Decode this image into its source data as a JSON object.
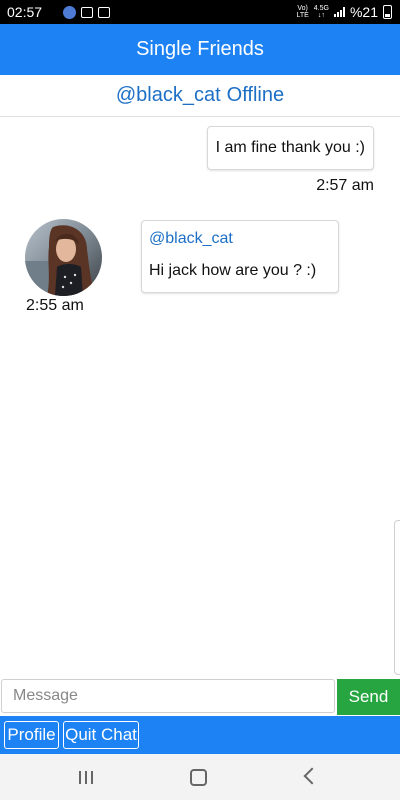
{
  "status_bar": {
    "time": "02:57",
    "signal_top": "Vo)",
    "signal_bottom": "LTE",
    "net_top": "4.5G",
    "net_bottom": "↓↑",
    "battery": "%21"
  },
  "header": {
    "title": "Single Friends"
  },
  "chat_header": {
    "username": "@black_cat",
    "status": "Offline"
  },
  "messages": [
    {
      "direction": "outgoing",
      "text": "I am fine thank you :)",
      "time": "2:57 am"
    },
    {
      "direction": "incoming",
      "sender": "@black_cat",
      "text": "Hi jack how are you ? :)",
      "time": "2:55 am"
    }
  ],
  "composer": {
    "placeholder": "Message",
    "value": "",
    "send_label": "Send"
  },
  "bottom_bar": {
    "profile_label": "Profile",
    "quit_label": "Quit Chat"
  },
  "colors": {
    "primary": "#1d82f3",
    "link": "#1d6fc6",
    "send": "#26a541"
  },
  "icons": {
    "status_left": [
      "app-notification-icon",
      "gallery-icon",
      "app-icon"
    ],
    "status_right": [
      "signal-bars-icon",
      "battery-icon"
    ],
    "nav": [
      "recent-apps-icon",
      "home-icon",
      "back-icon"
    ]
  }
}
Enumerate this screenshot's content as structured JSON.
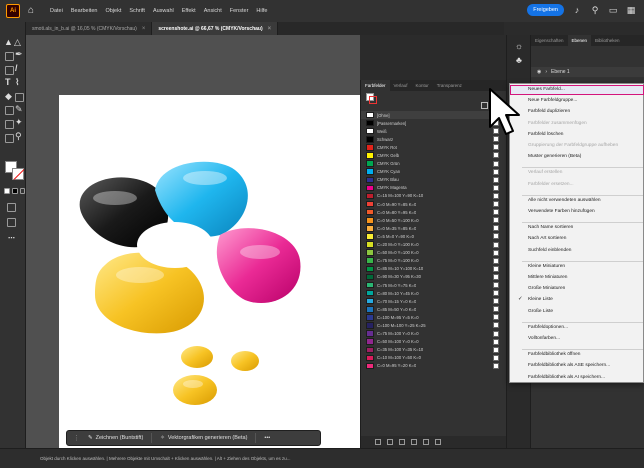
{
  "menubar": {
    "logo": "Ai",
    "items": [
      "Datei",
      "Bearbeiten",
      "Objekt",
      "Schrift",
      "Auswahl",
      "Effekt",
      "Ansicht",
      "Fenster",
      "Hilfe"
    ],
    "share_label": "Freigeben"
  },
  "doc_tabs": [
    {
      "label": "smoti.als_in_b.ai @ 16,05 % (CMYK/Vorschau)",
      "active": false
    },
    {
      "label": "screenshote.ai @ 66,67 % (CMYK/Vorschau)",
      "active": true
    }
  ],
  "swatches_panel": {
    "tabs": [
      "Farbfelder",
      "Verlauf",
      "Kontur",
      "Transparenz"
    ],
    "items": [
      {
        "name": "[Ohne]",
        "color": "#ffffff"
      },
      {
        "name": "[Passermarken]",
        "color": "#000000"
      },
      {
        "name": "Weiß",
        "color": "#ffffff"
      },
      {
        "name": "Schwarz",
        "color": "#000000"
      },
      {
        "name": "CMYK Rot",
        "color": "#e2231a"
      },
      {
        "name": "CMYK Gelb",
        "color": "#fff200"
      },
      {
        "name": "CMYK Grün",
        "color": "#00a651"
      },
      {
        "name": "CMYK Cyan",
        "color": "#00aeef"
      },
      {
        "name": "CMYK Blau",
        "color": "#2e3192"
      },
      {
        "name": "CMYK Magenta",
        "color": "#ec008c"
      },
      {
        "name": "C=15 M=100 Y=90 K=10",
        "color": "#be1e2d"
      },
      {
        "name": "C=0 M=90 Y=85 K=0",
        "color": "#ef4136"
      },
      {
        "name": "C=0 M=80 Y=95 K=0",
        "color": "#f15a29"
      },
      {
        "name": "C=0 M=50 Y=100 K=0",
        "color": "#f7941d"
      },
      {
        "name": "C=0 M=35 Y=85 K=0",
        "color": "#fbb040"
      },
      {
        "name": "C=5 M=0 Y=90 K=0",
        "color": "#f9ed32"
      },
      {
        "name": "C=20 M=0 Y=100 K=0",
        "color": "#d7df23"
      },
      {
        "name": "C=50 M=0 Y=100 K=0",
        "color": "#8dc63f"
      },
      {
        "name": "C=75 M=0 Y=100 K=0",
        "color": "#39b54a"
      },
      {
        "name": "C=85 M=10 Y=100 K=10",
        "color": "#009444"
      },
      {
        "name": "C=90 M=30 Y=95 K=30",
        "color": "#006838"
      },
      {
        "name": "C=75 M=0 Y=75 K=0",
        "color": "#2bb673"
      },
      {
        "name": "C=80 M=10 Y=45 K=0",
        "color": "#00a79d"
      },
      {
        "name": "C=70 M=15 Y=0 K=0",
        "color": "#27aae1"
      },
      {
        "name": "C=85 M=50 Y=0 K=0",
        "color": "#1c75bc"
      },
      {
        "name": "C=100 M=95 Y=5 K=0",
        "color": "#2b3990"
      },
      {
        "name": "C=100 M=100 Y=25 K=25",
        "color": "#262262"
      },
      {
        "name": "C=75 M=100 Y=0 K=0",
        "color": "#662d91"
      },
      {
        "name": "C=50 M=100 Y=0 K=0",
        "color": "#92278f"
      },
      {
        "name": "C=35 M=100 Y=35 K=10",
        "color": "#9e1f63"
      },
      {
        "name": "C=10 M=100 Y=50 K=0",
        "color": "#da1c5c"
      },
      {
        "name": "C=0 M=95 Y=20 K=0",
        "color": "#ee2a7b"
      }
    ]
  },
  "layers_panel": {
    "tabs": [
      "Eigenschaften",
      "Ebenen",
      "Bibliotheken"
    ],
    "layer_name": "Ebene 1"
  },
  "context_menu": {
    "items": [
      {
        "label": "Neues Farbfeld...",
        "enabled": true,
        "highlighted": true
      },
      {
        "label": "Neue Farbfeldgruppe...",
        "enabled": true
      },
      {
        "label": "Farbfeld duplizieren",
        "enabled": true
      },
      {
        "label": "Farbfelder zusammenfügen",
        "enabled": false
      },
      {
        "label": "Farbfeld löschen",
        "enabled": true
      },
      {
        "label": "Gruppierung der Farbfeldgruppe aufheben",
        "enabled": false
      },
      {
        "label": "Muster generieren (Beta)",
        "enabled": true
      },
      {
        "label": "Verlauf erstellen",
        "enabled": false,
        "sep_before": true
      },
      {
        "label": "Farbfelder ersetzen...",
        "enabled": false
      },
      {
        "label": "Alle nicht verwendeten auswählen",
        "enabled": true,
        "sep_before": true
      },
      {
        "label": "Verwendete Farben hinzufügen",
        "enabled": true
      },
      {
        "label": "Nach Name sortieren",
        "enabled": true,
        "sep_before": true
      },
      {
        "label": "Nach Art sortieren",
        "enabled": true
      },
      {
        "label": "Suchfeld einblenden",
        "enabled": true
      },
      {
        "label": "Kleine Miniaturen",
        "enabled": true,
        "sep_before": true
      },
      {
        "label": "Mittlere Miniaturen",
        "enabled": true
      },
      {
        "label": "Große Miniaturen",
        "enabled": true
      },
      {
        "label": "Kleine Liste",
        "enabled": true,
        "checked": true
      },
      {
        "label": "Große Liste",
        "enabled": true
      },
      {
        "label": "Farbfeldoptionen...",
        "enabled": true,
        "sep_before": true
      },
      {
        "label": "Volltonfarben...",
        "enabled": true
      },
      {
        "label": "Farbfeldbibliothek öffnen",
        "enabled": true,
        "sep_before": true
      },
      {
        "label": "Farbfeldbibliothek als ASE speichern...",
        "enabled": true
      },
      {
        "label": "Farbfeldbibliothek als AI speichern...",
        "enabled": true
      }
    ]
  },
  "taskbar": {
    "draw_label": "Zeichnen (Buntstift)",
    "vector_label": "Vektorgrafiken generieren (Beta)",
    "more_label": "•••"
  },
  "statusbar": {
    "text": "Objekt durch Klicken auswählen. | Mehrere Objekte mit Umschalt + Klicken auswählen. | Alt + Ziehen des Objekts, um es zu..."
  },
  "colors": {
    "accent_blue": "#1473e6",
    "highlight_magenta": "#d4147b"
  }
}
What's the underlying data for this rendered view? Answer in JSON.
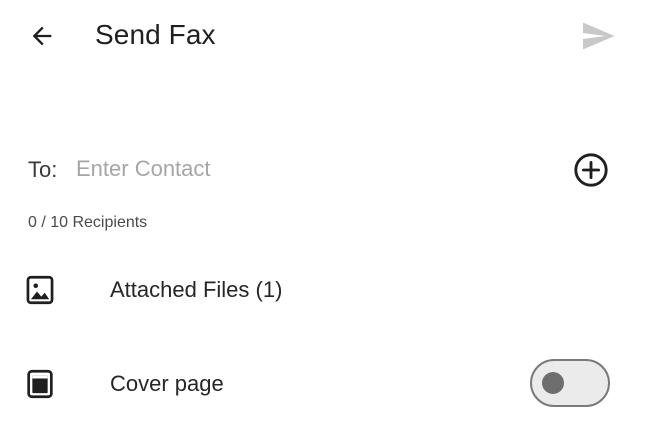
------------
→ **Written exercise**
Print all of the entries word for word. Skip any images they contain.

→ **Answer to the task**
Decode this image into its source data as a JSON object.
{
  "status_bar": {
    "time": "02:57",
    "signal_top": "Vo)",
    "signal_bottom": "LTE",
    "net_top": "4.5G",
    "net_bottom": "↓↑",
    "battery": "%21"
  },
  "header": {
    "title": "Single Friends"
  },
  "chat_header": {
    "username": "@black_cat",
    "status": "Offline"
  },
  "messages": [
    {
      "direction": "outgoing",
      "text": "I am fine thank you :)",
      "time": "2:57 am"
    },
    {
      "direction": "incoming",
      "sender": "@black_cat",
      "text": "Hi jack how are you ? :)",
      "time": "2:55 am"
    }
  ],
  "composer": {
    "placeholder": "Message",
    "value": "",
    "send_label": "Send"
  },
  "bottom_bar": {
    "profile_label": "Profile",
    "quit_label": "Quit Chat"
  },
  "colors": {
    "primary": "#1d82f3",
    "link": "#1d6fc6",
    "send": "#26a541"
  },
  "icons": {
    "status_left": [
      "app-notification-icon",
      "gallery-icon",
      "app-icon"
    ],
    "status_right": [
      "signal-bars-icon",
      "battery-icon"
    ],
    "nav": [
      "recent-apps-icon",
      "home-icon",
      "back-icon"
    ]
  }
}
Enumerate this screenshot's content as structured JSON.
{
  "menubar": {
    "logo": "Ai",
    "items": [
      "Datei",
      "Bearbeiten",
      "Objekt",
      "Schrift",
      "Auswahl",
      "Effekt",
      "Ansicht",
      "Fenster",
      "Hilfe"
    ],
    "share_label": "Freigeben"
  },
  "doc_tabs": [
    {
      "label": "smoti.als_in_b.ai @ 16,05 % (CMYK/Vorschau)",
      "active": false
    },
    {
      "label": "screenshote.ai @ 66,67 % (CMYK/Vorschau)",
      "active": true
    }
  ],
  "swatches_panel": {
    "tabs": [
      "Farbfelder",
      "Verlauf",
      "Kontur",
      "Transparenz"
    ],
    "items": [
      {
        "name": "[Ohne]",
        "color": "#ffffff"
      },
      {
        "name": "[Passermarken]",
        "color": "#000000"
      },
      {
        "name": "Weiß",
        "color": "#ffffff"
      },
      {
        "name": "Schwarz",
        "color": "#000000"
      },
      {
        "name": "CMYK Rot",
        "color": "#e2231a"
      },
      {
        "name": "CMYK Gelb",
        "color": "#fff200"
      },
      {
        "name": "CMYK Grün",
        "color": "#00a651"
      },
      {
        "name": "CMYK Cyan",
        "color": "#00aeef"
      },
      {
        "name": "CMYK Blau",
        "color": "#2e3192"
      },
      {
        "name": "CMYK Magenta",
        "color": "#ec008c"
      },
      {
        "name": "C=15 M=100 Y=90 K=10",
        "color": "#be1e2d"
      },
      {
        "name": "C=0 M=90 Y=85 K=0",
        "color": "#ef4136"
      },
      {
        "name": "C=0 M=80 Y=95 K=0",
        "color": "#f15a29"
      },
      {
        "name": "C=0 M=50 Y=100 K=0",
        "color": "#f7941d"
      },
      {
        "name": "C=0 M=35 Y=85 K=0",
        "color": "#fbb040"
      },
      {
        "name": "C=5 M=0 Y=90 K=0",
        "color": "#f9ed32"
      },
      {
        "name": "C=20 M=0 Y=100 K=0",
        "color": "#d7df23"
      },
      {
        "name": "C=50 M=0 Y=100 K=0",
        "color": "#8dc63f"
      },
      {
        "name": "C=75 M=0 Y=100 K=0",
        "color": "#39b54a"
      },
      {
        "name": "C=85 M=10 Y=100 K=10",
        "color": "#009444"
      },
      {
        "name": "C=90 M=30 Y=95 K=30",
        "color": "#006838"
      },
      {
        "name": "C=75 M=0 Y=75 K=0",
        "color": "#2bb673"
      },
      {
        "name": "C=80 M=10 Y=45 K=0",
        "color": "#00a79d"
      },
      {
        "name": "C=70 M=15 Y=0 K=0",
        "color": "#27aae1"
      },
      {
        "name": "C=85 M=50 Y=0 K=0",
        "color": "#1c75bc"
      },
      {
        "name": "C=100 M=95 Y=5 K=0",
        "color": "#2b3990"
      },
      {
        "name": "C=100 M=100 Y=25 K=25",
        "color": "#262262"
      },
      {
        "name": "C=75 M=100 Y=0 K=0",
        "color": "#662d91"
      },
      {
        "name": "C=50 M=100 Y=0 K=0",
        "color": "#92278f"
      },
      {
        "name": "C=35 M=100 Y=35 K=10",
        "color": "#9e1f63"
      },
      {
        "name": "C=10 M=100 Y=50 K=0",
        "color": "#da1c5c"
      },
      {
        "name": "C=0 M=95 Y=20 K=0",
        "color": "#ee2a7b"
      }
    ]
  },
  "layers_panel": {
    "tabs": [
      "Eigenschaften",
      "Ebenen",
      "Bibliotheken"
    ],
    "layer_name": "Ebene 1"
  },
  "context_menu": {
    "items": [
      {
        "label": "Neues Farbfeld...",
        "enabled": true,
        "highlighted": true
      },
      {
        "label": "Neue Farbfeldgruppe...",
        "enabled": true
      },
      {
        "label": "Farbfeld duplizieren",
        "enabled": true
      },
      {
        "label": "Farbfelder zusammenfügen",
        "enabled": false
      },
      {
        "label": "Farbfeld löschen",
        "enabled": true
      },
      {
        "label": "Gruppierung der Farbfeldgruppe aufheben",
        "enabled": false
      },
      {
        "label": "Muster generieren (Beta)",
        "enabled": true
      },
      {
        "label": "Verlauf erstellen",
        "enabled": false,
        "sep_before": true
      },
      {
        "label": "Farbfelder ersetzen...",
        "enabled": false
      },
      {
        "label": "Alle nicht verwendeten auswählen",
        "enabled": true,
        "sep_before": true
      },
      {
        "label": "Verwendete Farben hinzufügen",
        "enabled": true
      },
      {
        "label": "Nach Name sortieren",
        "enabled": true,
        "sep_before": true
      },
      {
        "label": "Nach Art sortieren",
        "enabled": true
      },
      {
        "label": "Suchfeld einblenden",
        "enabled": true
      },
      {
        "label": "Kleine Miniaturen",
        "enabled": true,
        "sep_before": true
      },
      {
        "label": "Mittlere Miniaturen",
        "enabled": true
      },
      {
        "label": "Große Miniaturen",
        "enabled": true
      },
      {
        "label": "Kleine Liste",
        "enabled": true,
        "checked": true
      },
      {
        "label": "Große Liste",
        "enabled": true
      },
      {
        "label": "Farbfeldoptionen...",
        "enabled": true,
        "sep_before": true
      },
      {
        "label": "Volltonfarben...",
        "enabled": true
      },
      {
        "label": "Farbfeldbibliothek öffnen",
        "enabled": true,
        "sep_before": true
      },
      {
        "label": "Farbfeldbibliothek als ASE speichern...",
        "enabled": true
      },
      {
        "label": "Farbfeldbibliothek als AI speichern...",
        "enabled": true
      }
    ]
  },
  "taskbar": {
    "draw_label": "Zeichnen (Buntstift)",
    "vector_label": "Vektorgrafiken generieren (Beta)",
    "more_label": "•••"
  },
  "statusbar": {
    "text": "Objekt durch Klicken auswählen. | Mehrere Objekte mit Umschalt + Klicken auswählen. | Alt + Ziehen des Objekts, um es zu..."
  },
  "colors": {
    "accent_blue": "#1473e6",
    "highlight_magenta": "#d4147b"
  }
}
What's the underlying data for this rendered view? Answer in JSON.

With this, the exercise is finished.